» Instructions for the task:
Look through the data and write out every line with the word "title" in it.

» Source data:
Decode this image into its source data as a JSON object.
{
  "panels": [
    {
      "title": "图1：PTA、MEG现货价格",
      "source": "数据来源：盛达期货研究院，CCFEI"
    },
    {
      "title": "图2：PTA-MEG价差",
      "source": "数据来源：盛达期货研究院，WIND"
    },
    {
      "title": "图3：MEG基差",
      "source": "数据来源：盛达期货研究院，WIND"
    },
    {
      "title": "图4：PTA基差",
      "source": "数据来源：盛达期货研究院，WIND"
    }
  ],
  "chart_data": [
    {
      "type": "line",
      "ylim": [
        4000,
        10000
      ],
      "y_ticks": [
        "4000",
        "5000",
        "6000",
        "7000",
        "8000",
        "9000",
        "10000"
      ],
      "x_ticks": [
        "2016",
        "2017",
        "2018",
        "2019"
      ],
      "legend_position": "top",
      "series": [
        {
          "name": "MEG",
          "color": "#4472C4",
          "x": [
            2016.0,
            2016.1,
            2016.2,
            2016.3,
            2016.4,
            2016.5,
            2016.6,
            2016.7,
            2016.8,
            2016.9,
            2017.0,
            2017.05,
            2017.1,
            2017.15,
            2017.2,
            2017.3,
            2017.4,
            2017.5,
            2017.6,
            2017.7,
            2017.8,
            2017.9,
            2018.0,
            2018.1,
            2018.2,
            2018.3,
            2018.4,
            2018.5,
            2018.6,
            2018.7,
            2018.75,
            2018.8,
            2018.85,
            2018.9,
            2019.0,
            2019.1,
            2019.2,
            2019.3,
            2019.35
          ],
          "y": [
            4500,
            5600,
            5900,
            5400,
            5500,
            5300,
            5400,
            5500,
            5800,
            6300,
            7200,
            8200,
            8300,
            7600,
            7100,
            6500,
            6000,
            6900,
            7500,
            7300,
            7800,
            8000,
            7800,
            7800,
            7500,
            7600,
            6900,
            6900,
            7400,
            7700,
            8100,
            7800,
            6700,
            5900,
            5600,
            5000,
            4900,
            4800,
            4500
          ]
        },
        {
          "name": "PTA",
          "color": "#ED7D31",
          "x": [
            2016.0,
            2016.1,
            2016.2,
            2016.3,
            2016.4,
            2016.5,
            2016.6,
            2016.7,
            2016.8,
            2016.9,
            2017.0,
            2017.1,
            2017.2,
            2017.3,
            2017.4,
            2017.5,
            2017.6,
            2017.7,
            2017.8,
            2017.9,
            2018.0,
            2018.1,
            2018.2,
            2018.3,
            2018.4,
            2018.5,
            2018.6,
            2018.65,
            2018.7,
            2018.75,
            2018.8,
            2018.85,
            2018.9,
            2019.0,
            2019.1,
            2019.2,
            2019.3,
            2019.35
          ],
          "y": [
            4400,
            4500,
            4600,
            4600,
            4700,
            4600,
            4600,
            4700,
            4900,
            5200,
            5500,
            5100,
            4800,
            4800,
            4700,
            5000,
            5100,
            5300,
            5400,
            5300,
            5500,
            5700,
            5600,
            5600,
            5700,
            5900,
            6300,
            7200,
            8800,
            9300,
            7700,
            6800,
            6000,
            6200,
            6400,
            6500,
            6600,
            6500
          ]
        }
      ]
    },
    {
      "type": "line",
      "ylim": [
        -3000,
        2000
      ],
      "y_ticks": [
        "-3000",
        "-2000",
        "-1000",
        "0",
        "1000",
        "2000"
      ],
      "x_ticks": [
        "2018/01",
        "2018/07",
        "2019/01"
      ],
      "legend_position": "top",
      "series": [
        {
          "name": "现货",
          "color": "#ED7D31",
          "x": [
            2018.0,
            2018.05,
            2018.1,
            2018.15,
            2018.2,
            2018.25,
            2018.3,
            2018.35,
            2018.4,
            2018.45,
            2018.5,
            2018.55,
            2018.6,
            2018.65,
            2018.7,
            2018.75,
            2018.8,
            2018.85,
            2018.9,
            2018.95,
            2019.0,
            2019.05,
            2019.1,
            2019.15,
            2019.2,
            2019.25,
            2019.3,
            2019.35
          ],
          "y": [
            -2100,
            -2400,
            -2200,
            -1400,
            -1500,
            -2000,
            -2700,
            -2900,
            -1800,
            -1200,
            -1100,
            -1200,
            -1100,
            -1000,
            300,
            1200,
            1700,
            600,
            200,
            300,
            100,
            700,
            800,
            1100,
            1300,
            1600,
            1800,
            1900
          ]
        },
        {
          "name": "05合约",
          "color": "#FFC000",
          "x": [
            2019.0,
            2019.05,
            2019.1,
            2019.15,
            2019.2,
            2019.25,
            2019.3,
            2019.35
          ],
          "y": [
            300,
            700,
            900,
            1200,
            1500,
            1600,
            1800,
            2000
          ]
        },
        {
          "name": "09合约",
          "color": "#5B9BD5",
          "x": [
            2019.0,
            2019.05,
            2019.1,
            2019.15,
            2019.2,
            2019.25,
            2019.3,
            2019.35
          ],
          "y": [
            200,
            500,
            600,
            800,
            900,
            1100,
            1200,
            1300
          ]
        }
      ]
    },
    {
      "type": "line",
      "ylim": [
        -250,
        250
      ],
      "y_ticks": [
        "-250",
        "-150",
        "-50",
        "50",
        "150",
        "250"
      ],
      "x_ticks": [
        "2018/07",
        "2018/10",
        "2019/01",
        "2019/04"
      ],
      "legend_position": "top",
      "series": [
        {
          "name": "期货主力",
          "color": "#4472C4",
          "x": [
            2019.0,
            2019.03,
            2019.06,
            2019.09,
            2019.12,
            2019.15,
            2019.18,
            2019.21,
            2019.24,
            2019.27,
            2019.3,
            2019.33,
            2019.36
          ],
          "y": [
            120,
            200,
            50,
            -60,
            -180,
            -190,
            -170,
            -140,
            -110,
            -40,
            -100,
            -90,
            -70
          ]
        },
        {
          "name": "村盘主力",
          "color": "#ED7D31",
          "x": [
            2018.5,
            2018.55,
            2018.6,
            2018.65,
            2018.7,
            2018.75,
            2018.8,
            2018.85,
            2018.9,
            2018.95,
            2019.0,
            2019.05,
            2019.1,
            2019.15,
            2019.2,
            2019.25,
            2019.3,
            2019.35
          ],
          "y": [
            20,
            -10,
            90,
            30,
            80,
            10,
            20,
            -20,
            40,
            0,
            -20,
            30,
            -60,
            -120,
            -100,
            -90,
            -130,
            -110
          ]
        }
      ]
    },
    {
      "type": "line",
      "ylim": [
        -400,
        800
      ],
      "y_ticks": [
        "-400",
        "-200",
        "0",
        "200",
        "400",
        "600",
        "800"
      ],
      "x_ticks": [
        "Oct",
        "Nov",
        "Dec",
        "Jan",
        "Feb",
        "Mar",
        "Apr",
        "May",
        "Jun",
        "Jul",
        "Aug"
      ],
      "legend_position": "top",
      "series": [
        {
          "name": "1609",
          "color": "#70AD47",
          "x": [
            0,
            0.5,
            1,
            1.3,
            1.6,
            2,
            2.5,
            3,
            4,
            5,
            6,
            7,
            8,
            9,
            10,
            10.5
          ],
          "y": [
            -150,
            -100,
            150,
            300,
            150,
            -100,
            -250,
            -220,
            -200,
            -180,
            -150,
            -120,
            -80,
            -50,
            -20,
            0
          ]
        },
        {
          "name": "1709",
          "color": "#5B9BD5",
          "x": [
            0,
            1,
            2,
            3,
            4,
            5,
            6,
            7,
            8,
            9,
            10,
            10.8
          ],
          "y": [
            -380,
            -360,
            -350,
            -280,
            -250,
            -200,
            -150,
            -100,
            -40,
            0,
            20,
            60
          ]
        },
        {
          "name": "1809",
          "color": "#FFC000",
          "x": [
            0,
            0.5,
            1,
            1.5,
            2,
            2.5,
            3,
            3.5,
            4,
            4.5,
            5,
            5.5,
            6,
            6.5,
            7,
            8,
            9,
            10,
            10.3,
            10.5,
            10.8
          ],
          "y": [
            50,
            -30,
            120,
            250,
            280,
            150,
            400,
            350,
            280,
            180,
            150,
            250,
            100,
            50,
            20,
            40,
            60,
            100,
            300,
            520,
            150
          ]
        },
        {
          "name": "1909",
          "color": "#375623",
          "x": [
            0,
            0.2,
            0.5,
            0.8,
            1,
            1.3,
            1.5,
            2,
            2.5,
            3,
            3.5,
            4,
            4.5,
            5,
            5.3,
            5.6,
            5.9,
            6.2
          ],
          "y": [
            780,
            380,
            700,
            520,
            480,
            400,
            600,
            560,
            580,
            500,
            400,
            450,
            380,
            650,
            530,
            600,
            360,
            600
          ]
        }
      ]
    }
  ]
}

» Response:
      "title": "图1：PTA、MEG现货价格",
      "title": "图2：PTA-MEG价差",
      "title": "图3：MEG基差",
      "title": "图4：PTA基差",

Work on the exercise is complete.